[Records contained in a dataset]:

+ + + + +

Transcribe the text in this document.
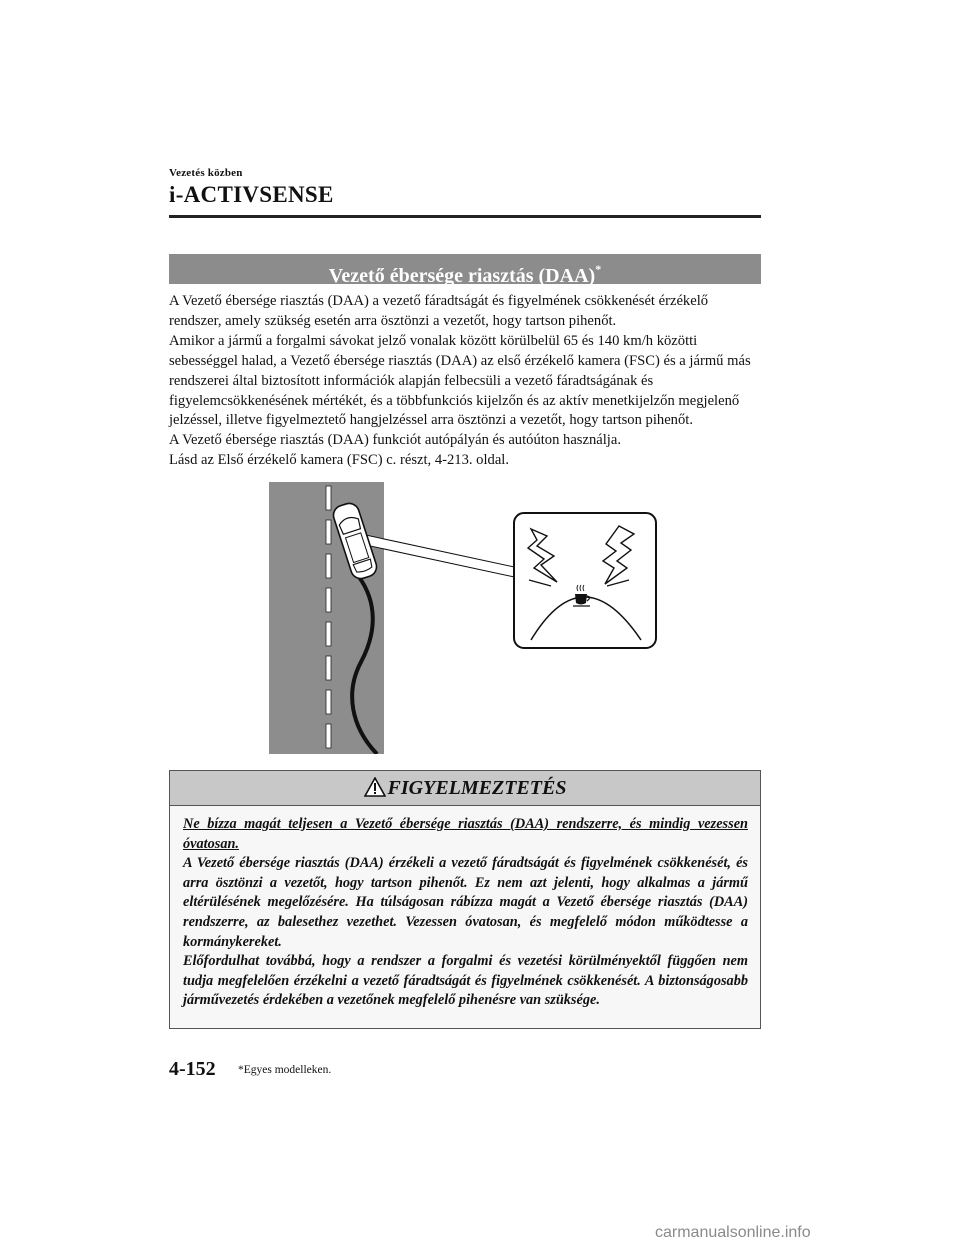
Vezetés közben
i-ACTIVSENSE
Vezető ébersége riasztás (DAA)*

A Vezető ébersége riasztás (DAA) a vezető fáradtságát és figyelmének csökkenését érzékelő rendszer, amely szükség esetén arra ösztönzi a vezetőt, hogy tartson pihenőt.

Amikor a jármű a forgalmi sávokat jelző vonalak között körülbelül 65 és 140 km/h közötti sebességgel halad, a Vezető ébersége riasztás (DAA) az első érzékelő kamera (FSC) és a jármű más rendszerei által biztosított információk alapján felbecsüli a vezető fáradtságának és figyelemcsökkenésének mértékét, és a többfunkciós kijelzőn és az aktív menetkijelzőn megjelenő jelzéssel, illetve figyelmeztető hangjelzéssel arra ösztönzi a vezetőt, hogy tartson pihenőt.

A Vezető ébersége riasztás (DAA) funkciót autópályán és autóúton használja.

Lásd az Első érzékelő kamera (FSC) c. részt, 4-213. oldal.

FIGYELMEZTETÉS

Ne bízza magát teljesen a Vezető ébersége riasztás (DAA) rendszerre, és mindig vezessen óvatosan.

A Vezető ébersége riasztás (DAA) érzékeli a vezető fáradtságát és figyelmének csökkenését, és arra ösztönzi a vezetőt, hogy tartson pihenőt. Ez nem azt jelenti, hogy alkalmas a jármű eltérülésének megelőzésére. Ha túlságosan rábízza magát a Vezető ébersége riasztás (DAA) rendszerre, az balesethez vezethet. Vezessen óvatosan, és megfelelő módon működtesse a kormánykereket.

Előfordulhat továbbá, hogy a rendszer a forgalmi és vezetési körülményektől függően nem tudja megfelelően érzékelni a vezető fáradtságát és figyelmének csökkenését. A biztonságosabb járművezetés érdekében a vezetőnek megfelelő pihenésre van szüksége.

4-152 *Egyes modelleken.
carmanualsonline.info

+ + + + +

[TASK REQUIREMENTS]: Leave the pictures out and reproduce all of the records exactly.

[RESULT]:
Transcribe the text in this document.
Vezetés közben
i-ACTIVSENSE
Vezető ébersége riasztás (DAA)*

A Vezető ébersége riasztás (DAA) a vezető fáradtságát és figyelmének csökkenését érzékelő rendszer, amely szükség esetén arra ösztönzi a vezetőt, hogy tartson pihenőt.

Amikor a jármű a forgalmi sávokat jelző vonalak között körülbelül 65 és 140 km/h közötti sebességgel halad, a Vezető ébersége riasztás (DAA) az első érzékelő kamera (FSC) és a jármű más rendszerei által biztosított információk alapján felbecsüli a vezető fáradtságának és figyelemcsökkenésének mértékét, és a többfunkciós kijelzőn és az aktív menetkijelzőn megjelenő jelzéssel, illetve figyelmeztető hangjelzéssel arra ösztönzi a vezetőt, hogy tartson pihenőt.

A Vezető ébersége riasztás (DAA) funkciót autópályán és autóúton használja.

Lásd az Első érzékelő kamera (FSC) c. részt, 4-213. oldal.

FIGYELMEZTETÉS

Ne bízza magát teljesen a Vezető ébersége riasztás (DAA) rendszerre, és mindig vezessen óvatosan.

A Vezető ébersége riasztás (DAA) érzékeli a vezető fáradtságát és figyelmének csökkenését, és arra ösztönzi a vezetőt, hogy tartson pihenőt. Ez nem azt jelenti, hogy alkalmas a jármű eltérülésének megelőzésére. Ha túlságosan rábízza magát a Vezető ébersége riasztás (DAA) rendszerre, az balesethez vezethet. Vezessen óvatosan, és megfelelő módon működtesse a kormánykereket.

Előfordulhat továbbá, hogy a rendszer a forgalmi és vezetési körülményektől függően nem tudja megfelelően érzékelni a vezető fáradtságát és figyelmének csökkenését. A biztonságosabb járművezetés érdekében a vezetőnek megfelelő pihenésre van szüksége.

4-152 *Egyes modelleken.
carmanualsonline.info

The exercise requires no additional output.